[Source records]
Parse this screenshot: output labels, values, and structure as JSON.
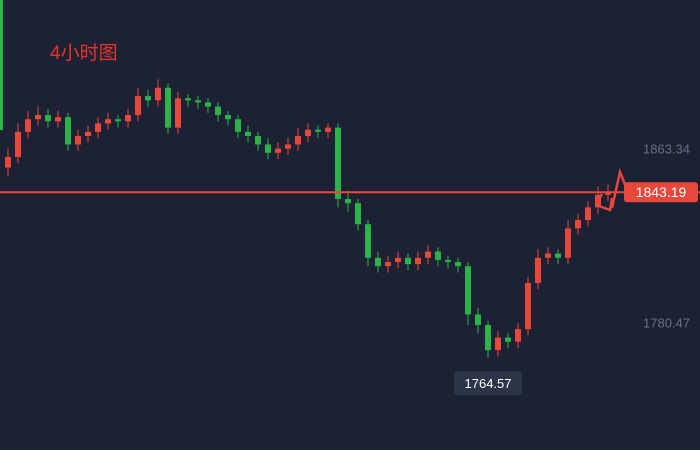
{
  "chart_data": {
    "type": "candlestick",
    "title": "4小时图",
    "up_color": "#e8473c",
    "down_color": "#2db24a",
    "open": [
      1855,
      1860,
      1872,
      1878,
      1880,
      1877,
      1879,
      1866,
      1870,
      1872,
      1876,
      1878,
      1877,
      1880,
      1889,
      1887,
      1893,
      1874,
      1888,
      1887,
      1886,
      1884,
      1880,
      1878,
      1872,
      1870,
      1866,
      1862,
      1864,
      1866,
      1870,
      1873,
      1872,
      1874,
      1840,
      1838,
      1828,
      1812,
      1808,
      1810,
      1812,
      1809,
      1812,
      1815,
      1811,
      1810,
      1808,
      1785,
      1780,
      1768,
      1774,
      1772,
      1778,
      1800,
      1812,
      1814,
      1812,
      1826,
      1830,
      1836,
      1842
    ],
    "high": [
      1864,
      1876,
      1882,
      1884,
      1883,
      1882,
      1881,
      1873,
      1875,
      1879,
      1881,
      1880,
      1883,
      1893,
      1892,
      1897,
      1895,
      1891,
      1890,
      1889,
      1888,
      1886,
      1882,
      1880,
      1875,
      1872,
      1869,
      1867,
      1869,
      1874,
      1876,
      1875,
      1876,
      1876,
      1844,
      1840,
      1830,
      1815,
      1813,
      1815,
      1814,
      1815,
      1818,
      1817,
      1813,
      1812,
      1810,
      1788,
      1782,
      1777,
      1776,
      1781,
      1803,
      1816,
      1817,
      1816,
      1830,
      1833,
      1839,
      1846,
      1847
    ],
    "low": [
      1851,
      1857,
      1869,
      1875,
      1874,
      1874,
      1863,
      1863,
      1867,
      1869,
      1873,
      1874,
      1874,
      1877,
      1884,
      1884,
      1871,
      1871,
      1884,
      1883,
      1881,
      1877,
      1875,
      1869,
      1867,
      1863,
      1859,
      1859,
      1861,
      1863,
      1867,
      1869,
      1869,
      1836,
      1834,
      1825,
      1808,
      1805,
      1805,
      1807,
      1806,
      1806,
      1809,
      1808,
      1807,
      1805,
      1780,
      1776,
      1764.57,
      1765,
      1769,
      1769,
      1775,
      1797,
      1809,
      1809,
      1809,
      1823,
      1827,
      1833,
      1839
    ],
    "close": [
      1860,
      1872,
      1878,
      1880,
      1877,
      1879,
      1866,
      1870,
      1872,
      1876,
      1878,
      1877,
      1880,
      1889,
      1887,
      1893,
      1874,
      1888,
      1887,
      1886,
      1884,
      1880,
      1878,
      1872,
      1870,
      1866,
      1862,
      1864,
      1866,
      1870,
      1873,
      1872,
      1874,
      1840,
      1838,
      1828,
      1812,
      1808,
      1810,
      1812,
      1809,
      1812,
      1815,
      1811,
      1810,
      1808,
      1785,
      1780,
      1768,
      1774,
      1772,
      1778,
      1800,
      1812,
      1814,
      1812,
      1826,
      1830,
      1836,
      1842,
      1843.19
    ],
    "ylim": [
      1720.45,
      1934.79
    ],
    "yticks": [
      1863.34,
      1780.47
    ],
    "last_price": 1843.19,
    "last_price_color": "#e8473c",
    "low_label": 1764.57
  }
}
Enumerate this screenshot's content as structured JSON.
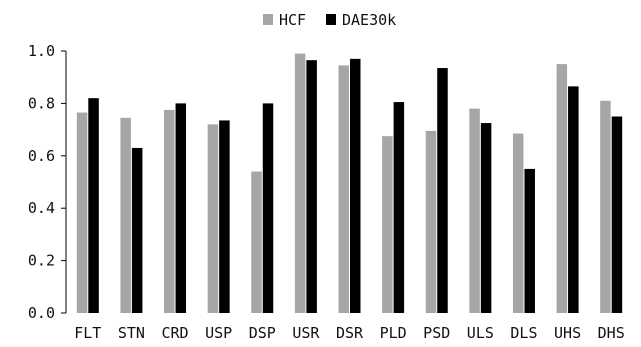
{
  "chart_data": {
    "type": "bar",
    "categories": [
      "FLT",
      "STN",
      "CRD",
      "USP",
      "DSP",
      "USR",
      "DSR",
      "PLD",
      "PSD",
      "ULS",
      "DLS",
      "UHS",
      "DHS"
    ],
    "series": [
      {
        "name": "HCF",
        "color": "#a6a6a6",
        "values": [
          0.765,
          0.745,
          0.775,
          0.72,
          0.54,
          0.99,
          0.945,
          0.675,
          0.695,
          0.78,
          0.685,
          0.95,
          0.81
        ]
      },
      {
        "name": "DAE30k",
        "color": "#000000",
        "values": [
          0.82,
          0.63,
          0.8,
          0.735,
          0.8,
          0.965,
          0.97,
          0.805,
          0.935,
          0.725,
          0.55,
          0.865,
          0.75
        ]
      }
    ],
    "ylim": [
      0.0,
      1.0
    ],
    "yticks": [
      "0.0",
      "0.2",
      "0.4",
      "0.6",
      "0.8",
      "1.0"
    ],
    "grid": false,
    "legend_position": "top-center",
    "xlabel": "",
    "ylabel": "",
    "title": ""
  }
}
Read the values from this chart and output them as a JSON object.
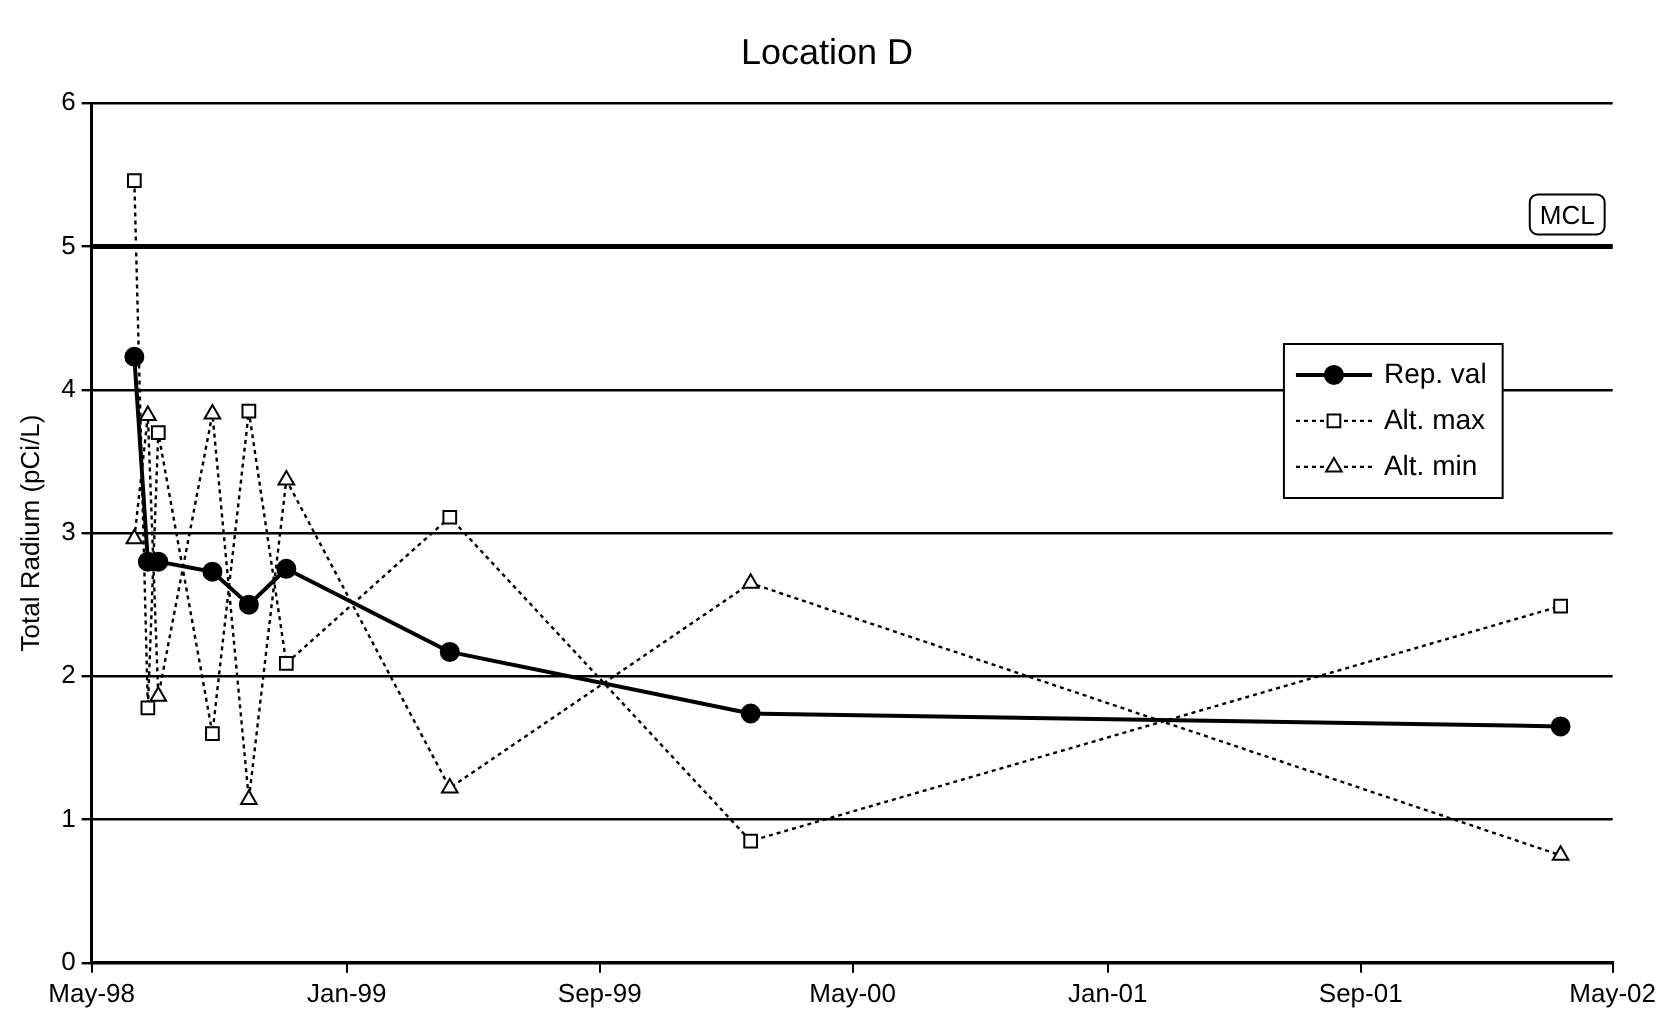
{
  "chart_data": {
    "type": "line",
    "title": "Location D",
    "ylabel": "Total Radium (pCi/L)",
    "ylim": [
      0,
      6
    ],
    "yticks": [
      0,
      1,
      2,
      3,
      4,
      5,
      6
    ],
    "xlim": [
      "1998-05-01",
      "2002-05-01"
    ],
    "xticks": [
      {
        "value": "1998-05-01",
        "label": "May-98"
      },
      {
        "value": "1999-01-01",
        "label": "Jan-99"
      },
      {
        "value": "1999-09-01",
        "label": "Sep-99"
      },
      {
        "value": "2000-05-01",
        "label": "May-00"
      },
      {
        "value": "2001-01-01",
        "label": "Jan-01"
      },
      {
        "value": "2001-09-01",
        "label": "Sep-01"
      },
      {
        "value": "2002-05-01",
        "label": "May-02"
      }
    ],
    "grid": "y",
    "legend": "right",
    "ref_lines": [
      {
        "axis": "y",
        "value": 5,
        "label": "MCL",
        "color": "#000000"
      }
    ],
    "series": [
      {
        "name": "Rep. val",
        "color": "#000000",
        "marker": "circle",
        "line_style": "solid",
        "x": [
          "1998-06-11",
          "1998-06-24",
          "1998-07-04",
          "1998-08-25",
          "1998-09-29",
          "1998-11-04",
          "1999-04-10",
          "2000-01-24",
          "2002-03-12"
        ],
        "values": [
          4.23,
          2.8,
          2.8,
          2.73,
          2.5,
          2.75,
          2.17,
          1.74,
          1.65
        ]
      },
      {
        "name": "Alt. max",
        "color": "#000000",
        "marker": "square",
        "line_style": "dotted",
        "x": [
          "1998-06-11",
          "1998-06-24",
          "1998-07-04",
          "1998-08-25",
          "1998-09-29",
          "1998-11-04",
          "1999-04-10",
          "2000-01-24",
          "2002-03-12"
        ],
        "values": [
          5.46,
          1.78,
          3.7,
          1.6,
          3.85,
          2.09,
          3.11,
          0.85,
          2.49
        ]
      },
      {
        "name": "Alt. min",
        "color": "#000000",
        "marker": "triangle",
        "line_style": "dotted",
        "x": [
          "1998-06-11",
          "1998-06-24",
          "1998-07-04",
          "1998-08-25",
          "1998-09-29",
          "1998-11-04",
          "1999-04-10",
          "2000-01-24",
          "2002-03-12"
        ],
        "values": [
          2.96,
          3.82,
          1.86,
          3.83,
          1.14,
          3.37,
          1.22,
          2.65,
          0.75
        ]
      }
    ]
  }
}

■ **BRIEF**
Leave the pictures out and output the rest of the listing exactly.

■ **EXERCISE RESULT**
Parse this screenshot: output labels, values, and structure as JSON.
{
  "chart_data": {
    "type": "candlestick",
    "title": "4小时图",
    "up_color": "#e8473c",
    "down_color": "#2db24a",
    "open": [
      1855,
      1860,
      1872,
      1878,
      1880,
      1877,
      1879,
      1866,
      1870,
      1872,
      1876,
      1878,
      1877,
      1880,
      1889,
      1887,
      1893,
      1874,
      1888,
      1887,
      1886,
      1884,
      1880,
      1878,
      1872,
      1870,
      1866,
      1862,
      1864,
      1866,
      1870,
      1873,
      1872,
      1874,
      1840,
      1838,
      1828,
      1812,
      1808,
      1810,
      1812,
      1809,
      1812,
      1815,
      1811,
      1810,
      1808,
      1785,
      1780,
      1768,
      1774,
      1772,
      1778,
      1800,
      1812,
      1814,
      1812,
      1826,
      1830,
      1836,
      1842
    ],
    "high": [
      1864,
      1876,
      1882,
      1884,
      1883,
      1882,
      1881,
      1873,
      1875,
      1879,
      1881,
      1880,
      1883,
      1893,
      1892,
      1897,
      1895,
      1891,
      1890,
      1889,
      1888,
      1886,
      1882,
      1880,
      1875,
      1872,
      1869,
      1867,
      1869,
      1874,
      1876,
      1875,
      1876,
      1876,
      1844,
      1840,
      1830,
      1815,
      1813,
      1815,
      1814,
      1815,
      1818,
      1817,
      1813,
      1812,
      1810,
      1788,
      1782,
      1777,
      1776,
      1781,
      1803,
      1816,
      1817,
      1816,
      1830,
      1833,
      1839,
      1846,
      1847
    ],
    "low": [
      1851,
      1857,
      1869,
      1875,
      1874,
      1874,
      1863,
      1863,
      1867,
      1869,
      1873,
      1874,
      1874,
      1877,
      1884,
      1884,
      1871,
      1871,
      1884,
      1883,
      1881,
      1877,
      1875,
      1869,
      1867,
      1863,
      1859,
      1859,
      1861,
      1863,
      1867,
      1869,
      1869,
      1836,
      1834,
      1825,
      1808,
      1805,
      1805,
      1807,
      1806,
      1806,
      1809,
      1808,
      1807,
      1805,
      1780,
      1776,
      1764.57,
      1765,
      1769,
      1769,
      1775,
      1797,
      1809,
      1809,
      1809,
      1823,
      1827,
      1833,
      1839
    ],
    "close": [
      1860,
      1872,
      1878,
      1880,
      1877,
      1879,
      1866,
      1870,
      1872,
      1876,
      1878,
      1877,
      1880,
      1889,
      1887,
      1893,
      1874,
      1888,
      1887,
      1886,
      1884,
      1880,
      1878,
      1872,
      1870,
      1866,
      1862,
      1864,
      1866,
      1870,
      1873,
      1872,
      1874,
      1840,
      1838,
      1828,
      1812,
      1808,
      1810,
      1812,
      1809,
      1812,
      1815,
      1811,
      1810,
      1808,
      1785,
      1780,
      1768,
      1774,
      1772,
      1778,
      1800,
      1812,
      1814,
      1812,
      1826,
      1830,
      1836,
      1842,
      1843.19
    ],
    "ylim": [
      1720.45,
      1934.79
    ],
    "yticks": [
      1863.34,
      1780.47
    ],
    "last_price": 1843.19,
    "last_price_color": "#e8473c",
    "low_label": 1764.57
  }
}
Enumerate this screenshot's content as structured JSON.
{
  "chart_data": {
    "type": "bar",
    "categories": [
      "FLT",
      "STN",
      "CRD",
      "USP",
      "DSP",
      "USR",
      "DSR",
      "PLD",
      "PSD",
      "ULS",
      "DLS",
      "UHS",
      "DHS"
    ],
    "series": [
      {
        "name": "HCF",
        "color": "#a6a6a6",
        "values": [
          0.765,
          0.745,
          0.775,
          0.72,
          0.54,
          0.99,
          0.945,
          0.675,
          0.695,
          0.78,
          0.685,
          0.95,
          0.81
        ]
      },
      {
        "name": "DAE30k",
        "color": "#000000",
        "values": [
          0.82,
          0.63,
          0.8,
          0.735,
          0.8,
          0.965,
          0.97,
          0.805,
          0.935,
          0.725,
          0.55,
          0.865,
          0.75
        ]
      }
    ],
    "ylim": [
      0.0,
      1.0
    ],
    "yticks": [
      "0.0",
      "0.2",
      "0.4",
      "0.6",
      "0.8",
      "1.0"
    ],
    "grid": false,
    "legend_position": "top-center",
    "xlabel": "",
    "ylabel": "",
    "title": ""
  }
}
Read the values from this chart and output them as a JSON object.
{
  "chart_data": {
    "type": "line",
    "title": "Location D",
    "ylabel": "Total Radium (pCi/L)",
    "ylim": [
      0,
      6
    ],
    "yticks": [
      0,
      1,
      2,
      3,
      4,
      5,
      6
    ],
    "xlim": [
      "1998-05-01",
      "2002-05-01"
    ],
    "xticks": [
      {
        "value": "1998-05-01",
        "label": "May-98"
      },
      {
        "value": "1999-01-01",
        "label": "Jan-99"
      },
      {
        "value": "1999-09-01",
        "label": "Sep-99"
      },
      {
        "value": "2000-05-01",
        "label": "May-00"
      },
      {
        "value": "2001-01-01",
        "label": "Jan-01"
      },
      {
        "value": "2001-09-01",
        "label": "Sep-01"
      },
      {
        "value": "2002-05-01",
        "label": "May-02"
      }
    ],
    "grid": "y",
    "legend": "right",
    "ref_lines": [
      {
        "axis": "y",
        "value": 5,
        "label": "MCL",
        "color": "#000000"
      }
    ],
    "series": [
      {
        "name": "Rep. val",
        "color": "#000000",
        "marker": "circle",
        "line_style": "solid",
        "x": [
          "1998-06-11",
          "1998-06-24",
          "1998-07-04",
          "1998-08-25",
          "1998-09-29",
          "1998-11-04",
          "1999-04-10",
          "2000-01-24",
          "2002-03-12"
        ],
        "values": [
          4.23,
          2.8,
          2.8,
          2.73,
          2.5,
          2.75,
          2.17,
          1.74,
          1.65
        ]
      },
      {
        "name": "Alt. max",
        "color": "#000000",
        "marker": "square",
        "line_style": "dotted",
        "x": [
          "1998-06-11",
          "1998-06-24",
          "1998-07-04",
          "1998-08-25",
          "1998-09-29",
          "1998-11-04",
          "1999-04-10",
          "2000-01-24",
          "2002-03-12"
        ],
        "values": [
          5.46,
          1.78,
          3.7,
          1.6,
          3.85,
          2.09,
          3.11,
          0.85,
          2.49
        ]
      },
      {
        "name": "Alt. min",
        "color": "#000000",
        "marker": "triangle",
        "line_style": "dotted",
        "x": [
          "1998-06-11",
          "1998-06-24",
          "1998-07-04",
          "1998-08-25",
          "1998-09-29",
          "1998-11-04",
          "1999-04-10",
          "2000-01-24",
          "2002-03-12"
        ],
        "values": [
          2.96,
          3.82,
          1.86,
          3.83,
          1.14,
          3.37,
          1.22,
          2.65,
          0.75
        ]
      }
    ]
  }
}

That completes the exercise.